--- EXERCISE OBJECTIVE ---
Write out the entries again exactly as they are given.

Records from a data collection
* * *
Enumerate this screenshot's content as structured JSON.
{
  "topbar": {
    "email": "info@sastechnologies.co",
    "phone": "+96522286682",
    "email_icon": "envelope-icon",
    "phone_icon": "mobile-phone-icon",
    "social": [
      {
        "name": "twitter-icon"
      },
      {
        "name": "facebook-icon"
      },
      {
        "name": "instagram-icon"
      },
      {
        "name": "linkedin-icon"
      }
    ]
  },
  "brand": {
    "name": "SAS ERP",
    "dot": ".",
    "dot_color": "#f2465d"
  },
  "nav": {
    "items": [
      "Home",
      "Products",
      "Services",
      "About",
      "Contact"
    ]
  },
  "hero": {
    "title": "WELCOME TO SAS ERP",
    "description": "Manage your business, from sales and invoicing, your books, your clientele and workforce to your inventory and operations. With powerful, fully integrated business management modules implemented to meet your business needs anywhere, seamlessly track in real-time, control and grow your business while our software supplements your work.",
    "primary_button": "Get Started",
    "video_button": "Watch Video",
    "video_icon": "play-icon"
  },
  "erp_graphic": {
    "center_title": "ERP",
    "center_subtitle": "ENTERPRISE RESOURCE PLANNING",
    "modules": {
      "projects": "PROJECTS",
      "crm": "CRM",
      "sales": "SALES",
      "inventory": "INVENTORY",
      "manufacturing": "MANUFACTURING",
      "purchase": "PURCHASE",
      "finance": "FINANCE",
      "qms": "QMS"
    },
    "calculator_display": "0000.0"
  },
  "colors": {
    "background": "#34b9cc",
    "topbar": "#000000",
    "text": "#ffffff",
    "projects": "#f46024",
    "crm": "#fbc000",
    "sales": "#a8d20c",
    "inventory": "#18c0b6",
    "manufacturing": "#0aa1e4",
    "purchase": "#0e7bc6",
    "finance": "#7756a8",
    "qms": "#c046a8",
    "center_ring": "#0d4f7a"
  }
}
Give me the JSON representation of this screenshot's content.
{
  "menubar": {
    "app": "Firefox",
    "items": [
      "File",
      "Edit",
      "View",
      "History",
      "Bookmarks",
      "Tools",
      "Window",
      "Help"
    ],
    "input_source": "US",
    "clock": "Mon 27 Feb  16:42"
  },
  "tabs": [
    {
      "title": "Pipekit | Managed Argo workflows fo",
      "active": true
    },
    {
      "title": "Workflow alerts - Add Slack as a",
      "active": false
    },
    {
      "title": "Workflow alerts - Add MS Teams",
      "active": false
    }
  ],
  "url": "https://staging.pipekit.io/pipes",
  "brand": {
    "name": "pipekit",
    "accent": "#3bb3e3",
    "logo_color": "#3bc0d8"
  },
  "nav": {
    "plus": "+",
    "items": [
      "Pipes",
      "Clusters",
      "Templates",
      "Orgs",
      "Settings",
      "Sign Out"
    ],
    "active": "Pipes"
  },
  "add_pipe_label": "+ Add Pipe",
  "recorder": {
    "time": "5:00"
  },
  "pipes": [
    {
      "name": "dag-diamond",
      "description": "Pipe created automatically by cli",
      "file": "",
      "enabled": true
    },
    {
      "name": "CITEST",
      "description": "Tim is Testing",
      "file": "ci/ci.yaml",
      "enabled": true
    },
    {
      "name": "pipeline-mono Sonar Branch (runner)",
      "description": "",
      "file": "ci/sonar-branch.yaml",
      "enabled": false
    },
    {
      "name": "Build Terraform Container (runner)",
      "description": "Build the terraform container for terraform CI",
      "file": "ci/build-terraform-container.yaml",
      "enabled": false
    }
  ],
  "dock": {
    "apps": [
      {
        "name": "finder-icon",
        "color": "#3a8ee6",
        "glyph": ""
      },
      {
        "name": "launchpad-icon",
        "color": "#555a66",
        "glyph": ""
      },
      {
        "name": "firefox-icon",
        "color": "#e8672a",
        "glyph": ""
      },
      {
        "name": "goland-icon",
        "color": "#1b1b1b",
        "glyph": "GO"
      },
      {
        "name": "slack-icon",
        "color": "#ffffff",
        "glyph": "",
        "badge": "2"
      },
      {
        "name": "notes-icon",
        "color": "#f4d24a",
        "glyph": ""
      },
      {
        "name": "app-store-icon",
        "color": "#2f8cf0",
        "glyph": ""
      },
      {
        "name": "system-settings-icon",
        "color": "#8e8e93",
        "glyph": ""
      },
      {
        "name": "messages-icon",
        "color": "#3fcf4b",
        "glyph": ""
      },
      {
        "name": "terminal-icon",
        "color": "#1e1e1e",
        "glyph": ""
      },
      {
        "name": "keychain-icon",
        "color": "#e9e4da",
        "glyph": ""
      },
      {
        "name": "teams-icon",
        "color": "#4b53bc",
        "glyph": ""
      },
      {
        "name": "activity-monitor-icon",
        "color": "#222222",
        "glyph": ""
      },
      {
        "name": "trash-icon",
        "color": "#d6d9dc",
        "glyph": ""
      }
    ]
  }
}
* * *
--- WRITTEN RESPONSE ---
Enumerate this screenshot's content as structured JSON.
{
  "topbar": {
    "email": "info@sastechnologies.co",
    "phone": "+96522286682",
    "email_icon": "envelope-icon",
    "phone_icon": "mobile-phone-icon",
    "social": [
      {
        "name": "twitter-icon"
      },
      {
        "name": "facebook-icon"
      },
      {
        "name": "instagram-icon"
      },
      {
        "name": "linkedin-icon"
      }
    ]
  },
  "brand": {
    "name": "SAS ERP",
    "dot": ".",
    "dot_color": "#f2465d"
  },
  "nav": {
    "items": [
      "Home",
      "Products",
      "Services",
      "About",
      "Contact"
    ]
  },
  "hero": {
    "title": "WELCOME TO SAS ERP",
    "description": "Manage your business, from sales and invoicing, your books, your clientele and workforce to your inventory and operations. With powerful, fully integrated business management modules implemented to meet your business needs anywhere, seamlessly track in real-time, control and grow your business while our software supplements your work.",
    "primary_button": "Get Started",
    "video_button": "Watch Video",
    "video_icon": "play-icon"
  },
  "erp_graphic": {
    "center_title": "ERP",
    "center_subtitle": "ENTERPRISE RESOURCE PLANNING",
    "modules": {
      "projects": "PROJECTS",
      "crm": "CRM",
      "sales": "SALES",
      "inventory": "INVENTORY",
      "manufacturing": "MANUFACTURING",
      "purchase": "PURCHASE",
      "finance": "FINANCE",
      "qms": "QMS"
    },
    "calculator_display": "0000.0"
  },
  "colors": {
    "background": "#34b9cc",
    "topbar": "#000000",
    "text": "#ffffff",
    "projects": "#f46024",
    "crm": "#fbc000",
    "sales": "#a8d20c",
    "inventory": "#18c0b6",
    "manufacturing": "#0aa1e4",
    "purchase": "#0e7bc6",
    "finance": "#7756a8",
    "qms": "#c046a8",
    "center_ring": "#0d4f7a"
  }
}
Give me the JSON representation of this screenshot's content.
{
  "menubar": {
    "app": "Firefox",
    "items": [
      "File",
      "Edit",
      "View",
      "History",
      "Bookmarks",
      "Tools",
      "Window",
      "Help"
    ],
    "input_source": "US",
    "clock": "Mon 27 Feb  16:42"
  },
  "tabs": [
    {
      "title": "Pipekit | Managed Argo workflows fo",
      "active": true
    },
    {
      "title": "Workflow alerts - Add Slack as a",
      "active": false
    },
    {
      "title": "Workflow alerts - Add MS Teams",
      "active": false
    }
  ],
  "url": "https://staging.pipekit.io/pipes",
  "brand": {
    "name": "pipekit",
    "accent": "#3bb3e3",
    "logo_color": "#3bc0d8"
  },
  "nav": {
    "plus": "+",
    "items": [
      "Pipes",
      "Clusters",
      "Templates",
      "Orgs",
      "Settings",
      "Sign Out"
    ],
    "active": "Pipes"
  },
  "add_pipe_label": "+ Add Pipe",
  "recorder": {
    "time": "5:00"
  },
  "pipes": [
    {
      "name": "dag-diamond",
      "description": "Pipe created automatically by cli",
      "file": "",
      "enabled": true
    },
    {
      "name": "CITEST",
      "description": "Tim is Testing",
      "file": "ci/ci.yaml",
      "enabled": true
    },
    {
      "name": "pipeline-mono Sonar Branch (runner)",
      "description": "",
      "file": "ci/sonar-branch.yaml",
      "enabled": false
    },
    {
      "name": "Build Terraform Container (runner)",
      "description": "Build the terraform container for terraform CI",
      "file": "ci/build-terraform-container.yaml",
      "enabled": false
    }
  ],
  "dock": {
    "apps": [
      {
        "name": "finder-icon",
        "color": "#3a8ee6",
        "glyph": ""
      },
      {
        "name": "launchpad-icon",
        "color": "#555a66",
        "glyph": ""
      },
      {
        "name": "firefox-icon",
        "color": "#e8672a",
        "glyph": ""
      },
      {
        "name": "goland-icon",
        "color": "#1b1b1b",
        "glyph": "GO"
      },
      {
        "name": "slack-icon",
        "color": "#ffffff",
        "glyph": "",
        "badge": "2"
      },
      {
        "name": "notes-icon",
        "color": "#f4d24a",
        "glyph": ""
      },
      {
        "name": "app-store-icon",
        "color": "#2f8cf0",
        "glyph": ""
      },
      {
        "name": "system-settings-icon",
        "color": "#8e8e93",
        "glyph": ""
      },
      {
        "name": "messages-icon",
        "color": "#3fcf4b",
        "glyph": ""
      },
      {
        "name": "terminal-icon",
        "color": "#1e1e1e",
        "glyph": ""
      },
      {
        "name": "keychain-icon",
        "color": "#e9e4da",
        "glyph": ""
      },
      {
        "name": "teams-icon",
        "color": "#4b53bc",
        "glyph": ""
      },
      {
        "name": "activity-monitor-icon",
        "color": "#222222",
        "glyph": ""
      },
      {
        "name": "trash-icon",
        "color": "#d6d9dc",
        "glyph": ""
      }
    ]
  }
}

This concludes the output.